==== EXERCISE INPUT ====

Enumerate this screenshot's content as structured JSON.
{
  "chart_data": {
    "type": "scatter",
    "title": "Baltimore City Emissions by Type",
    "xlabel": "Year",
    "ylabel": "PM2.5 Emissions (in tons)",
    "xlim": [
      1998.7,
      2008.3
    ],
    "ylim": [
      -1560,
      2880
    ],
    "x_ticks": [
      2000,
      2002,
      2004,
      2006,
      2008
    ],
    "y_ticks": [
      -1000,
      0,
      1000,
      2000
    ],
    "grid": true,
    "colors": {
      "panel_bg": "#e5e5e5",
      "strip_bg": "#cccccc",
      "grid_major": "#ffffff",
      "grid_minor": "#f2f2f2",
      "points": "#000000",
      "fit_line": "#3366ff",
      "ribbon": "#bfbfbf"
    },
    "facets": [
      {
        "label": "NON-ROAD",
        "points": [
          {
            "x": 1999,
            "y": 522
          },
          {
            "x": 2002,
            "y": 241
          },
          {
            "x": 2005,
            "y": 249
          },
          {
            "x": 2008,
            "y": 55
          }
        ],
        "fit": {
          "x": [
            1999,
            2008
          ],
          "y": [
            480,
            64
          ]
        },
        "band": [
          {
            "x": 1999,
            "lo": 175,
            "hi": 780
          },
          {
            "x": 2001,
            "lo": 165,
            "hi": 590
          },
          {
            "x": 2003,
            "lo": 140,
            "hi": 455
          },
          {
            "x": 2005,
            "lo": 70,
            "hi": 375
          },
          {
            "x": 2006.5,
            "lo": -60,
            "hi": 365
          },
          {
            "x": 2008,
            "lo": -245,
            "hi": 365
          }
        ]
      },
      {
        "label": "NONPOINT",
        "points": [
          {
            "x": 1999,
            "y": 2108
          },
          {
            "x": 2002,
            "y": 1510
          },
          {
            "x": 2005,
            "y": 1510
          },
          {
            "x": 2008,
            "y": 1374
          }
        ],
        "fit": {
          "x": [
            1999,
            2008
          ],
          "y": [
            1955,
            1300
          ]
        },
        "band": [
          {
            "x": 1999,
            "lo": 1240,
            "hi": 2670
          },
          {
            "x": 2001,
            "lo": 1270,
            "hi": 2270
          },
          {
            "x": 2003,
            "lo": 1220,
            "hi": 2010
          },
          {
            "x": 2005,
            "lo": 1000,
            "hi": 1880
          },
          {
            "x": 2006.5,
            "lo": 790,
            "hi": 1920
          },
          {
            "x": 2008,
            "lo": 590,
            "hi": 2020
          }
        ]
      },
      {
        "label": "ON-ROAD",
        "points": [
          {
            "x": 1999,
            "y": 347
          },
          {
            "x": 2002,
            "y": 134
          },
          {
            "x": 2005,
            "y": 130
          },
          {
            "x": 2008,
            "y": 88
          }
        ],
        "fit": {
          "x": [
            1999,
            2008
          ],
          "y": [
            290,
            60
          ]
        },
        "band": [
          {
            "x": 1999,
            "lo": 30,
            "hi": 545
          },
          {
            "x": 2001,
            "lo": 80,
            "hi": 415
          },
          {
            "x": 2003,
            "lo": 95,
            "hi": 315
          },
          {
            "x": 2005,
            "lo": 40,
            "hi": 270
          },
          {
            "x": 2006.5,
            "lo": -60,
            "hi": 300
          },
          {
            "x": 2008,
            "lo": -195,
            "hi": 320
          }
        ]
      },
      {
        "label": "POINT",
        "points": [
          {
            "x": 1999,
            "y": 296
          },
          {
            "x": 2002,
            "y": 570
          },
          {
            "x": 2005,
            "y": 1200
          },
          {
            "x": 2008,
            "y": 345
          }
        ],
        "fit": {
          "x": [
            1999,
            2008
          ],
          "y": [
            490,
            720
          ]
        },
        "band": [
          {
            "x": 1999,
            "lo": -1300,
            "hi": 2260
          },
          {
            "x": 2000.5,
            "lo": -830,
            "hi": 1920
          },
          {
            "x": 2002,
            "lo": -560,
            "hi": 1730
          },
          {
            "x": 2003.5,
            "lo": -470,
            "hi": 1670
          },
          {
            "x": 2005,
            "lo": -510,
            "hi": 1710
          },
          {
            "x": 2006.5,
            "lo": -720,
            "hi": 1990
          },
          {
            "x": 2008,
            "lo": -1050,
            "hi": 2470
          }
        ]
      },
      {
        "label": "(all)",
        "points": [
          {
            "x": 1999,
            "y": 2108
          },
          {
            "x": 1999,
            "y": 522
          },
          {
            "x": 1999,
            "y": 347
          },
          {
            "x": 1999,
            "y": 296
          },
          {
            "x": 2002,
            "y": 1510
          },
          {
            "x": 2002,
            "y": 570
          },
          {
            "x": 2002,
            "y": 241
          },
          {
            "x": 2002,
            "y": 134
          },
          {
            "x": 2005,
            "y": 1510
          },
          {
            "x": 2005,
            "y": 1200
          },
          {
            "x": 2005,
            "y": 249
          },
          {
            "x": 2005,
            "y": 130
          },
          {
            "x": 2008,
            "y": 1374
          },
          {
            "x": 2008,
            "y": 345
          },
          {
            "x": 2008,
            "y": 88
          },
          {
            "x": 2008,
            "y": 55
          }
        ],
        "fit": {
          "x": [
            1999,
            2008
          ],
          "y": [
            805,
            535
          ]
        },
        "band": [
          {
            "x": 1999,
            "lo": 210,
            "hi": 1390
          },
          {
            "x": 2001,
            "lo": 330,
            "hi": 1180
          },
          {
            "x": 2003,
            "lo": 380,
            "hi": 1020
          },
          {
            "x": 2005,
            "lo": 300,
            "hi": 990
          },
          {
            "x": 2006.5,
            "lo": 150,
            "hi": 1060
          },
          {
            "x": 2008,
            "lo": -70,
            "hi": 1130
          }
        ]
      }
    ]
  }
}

====

CHALLENGE – Extract all lines as given.

EXPECTED OUTPUT –
Enumerate this screenshot's content as structured JSON.
{
  "chart_data": {
    "type": "scatter",
    "title": "Baltimore City Emissions by Type",
    "xlabel": "Year",
    "ylabel": "PM2.5 Emissions (in tons)",
    "xlim": [
      1998.7,
      2008.3
    ],
    "ylim": [
      -1560,
      2880
    ],
    "x_ticks": [
      2000,
      2002,
      2004,
      2006,
      2008
    ],
    "y_ticks": [
      -1000,
      0,
      1000,
      2000
    ],
    "grid": true,
    "colors": {
      "panel_bg": "#e5e5e5",
      "strip_bg": "#cccccc",
      "grid_major": "#ffffff",
      "grid_minor": "#f2f2f2",
      "points": "#000000",
      "fit_line": "#3366ff",
      "ribbon": "#bfbfbf"
    },
    "facets": [
      {
        "label": "NON-ROAD",
        "points": [
          {
            "x": 1999,
            "y": 522
          },
          {
            "x": 2002,
            "y": 241
          },
          {
            "x": 2005,
            "y": 249
          },
          {
            "x": 2008,
            "y": 55
          }
        ],
        "fit": {
          "x": [
            1999,
            2008
          ],
          "y": [
            480,
            64
          ]
        },
        "band": [
          {
            "x": 1999,
            "lo": 175,
            "hi": 780
          },
          {
            "x": 2001,
            "lo": 165,
            "hi": 590
          },
          {
            "x": 2003,
            "lo": 140,
            "hi": 455
          },
          {
            "x": 2005,
            "lo": 70,
            "hi": 375
          },
          {
            "x": 2006.5,
            "lo": -60,
            "hi": 365
          },
          {
            "x": 2008,
            "lo": -245,
            "hi": 365
          }
        ]
      },
      {
        "label": "NONPOINT",
        "points": [
          {
            "x": 1999,
            "y": 2108
          },
          {
            "x": 2002,
            "y": 1510
          },
          {
            "x": 2005,
            "y": 1510
          },
          {
            "x": 2008,
            "y": 1374
          }
        ],
        "fit": {
          "x": [
            1999,
            2008
          ],
          "y": [
            1955,
            1300
          ]
        },
        "band": [
          {
            "x": 1999,
            "lo": 1240,
            "hi": 2670
          },
          {
            "x": 2001,
            "lo": 1270,
            "hi": 2270
          },
          {
            "x": 2003,
            "lo": 1220,
            "hi": 2010
          },
          {
            "x": 2005,
            "lo": 1000,
            "hi": 1880
          },
          {
            "x": 2006.5,
            "lo": 790,
            "hi": 1920
          },
          {
            "x": 2008,
            "lo": 590,
            "hi": 2020
          }
        ]
      },
      {
        "label": "ON-ROAD",
        "points": [
          {
            "x": 1999,
            "y": 347
          },
          {
            "x": 2002,
            "y": 134
          },
          {
            "x": 2005,
            "y": 130
          },
          {
            "x": 2008,
            "y": 88
          }
        ],
        "fit": {
          "x": [
            1999,
            2008
          ],
          "y": [
            290,
            60
          ]
        },
        "band": [
          {
            "x": 1999,
            "lo": 30,
            "hi": 545
          },
          {
            "x": 2001,
            "lo": 80,
            "hi": 415
          },
          {
            "x": 2003,
            "lo": 95,
            "hi": 315
          },
          {
            "x": 2005,
            "lo": 40,
            "hi": 270
          },
          {
            "x": 2006.5,
            "lo": -60,
            "hi": 300
          },
          {
            "x": 2008,
            "lo": -195,
            "hi": 320
          }
        ]
      },
      {
        "label": "POINT",
        "points": [
          {
            "x": 1999,
            "y": 296
          },
          {
            "x": 2002,
            "y": 570
          },
          {
            "x": 2005,
            "y": 1200
          },
          {
            "x": 2008,
            "y": 345
          }
        ],
        "fit": {
          "x": [
            1999,
            2008
          ],
          "y": [
            490,
            720
          ]
        },
        "band": [
          {
            "x": 1999,
            "lo": -1300,
            "hi": 2260
          },
          {
            "x": 2000.5,
            "lo": -830,
            "hi": 1920
          },
          {
            "x": 2002,
            "lo": -560,
            "hi": 1730
          },
          {
            "x": 2003.5,
            "lo": -470,
            "hi": 1670
          },
          {
            "x": 2005,
            "lo": -510,
            "hi": 1710
          },
          {
            "x": 2006.5,
            "lo": -720,
            "hi": 1990
          },
          {
            "x": 2008,
            "lo": -1050,
            "hi": 2470
          }
        ]
      },
      {
        "label": "(all)",
        "points": [
          {
            "x": 1999,
            "y": 2108
          },
          {
            "x": 1999,
            "y": 522
          },
          {
            "x": 1999,
            "y": 347
          },
          {
            "x": 1999,
            "y": 296
          },
          {
            "x": 2002,
            "y": 1510
          },
          {
            "x": 2002,
            "y": 570
          },
          {
            "x": 2002,
            "y": 241
          },
          {
            "x": 2002,
            "y": 134
          },
          {
            "x": 2005,
            "y": 1510
          },
          {
            "x": 2005,
            "y": 1200
          },
          {
            "x": 2005,
            "y": 249
          },
          {
            "x": 2005,
            "y": 130
          },
          {
            "x": 2008,
            "y": 1374
          },
          {
            "x": 2008,
            "y": 345
          },
          {
            "x": 2008,
            "y": 88
          },
          {
            "x": 2008,
            "y": 55
          }
        ],
        "fit": {
          "x": [
            1999,
            2008
          ],
          "y": [
            805,
            535
          ]
        },
        "band": [
          {
            "x": 1999,
            "lo": 210,
            "hi": 1390
          },
          {
            "x": 2001,
            "lo": 330,
            "hi": 1180
          },
          {
            "x": 2003,
            "lo": 380,
            "hi": 1020
          },
          {
            "x": 2005,
            "lo": 300,
            "hi": 990
          },
          {
            "x": 2006.5,
            "lo": 150,
            "hi": 1060
          },
          {
            "x": 2008,
            "lo": -70,
            "hi": 1130
          }
        ]
      }
    ]
  }
}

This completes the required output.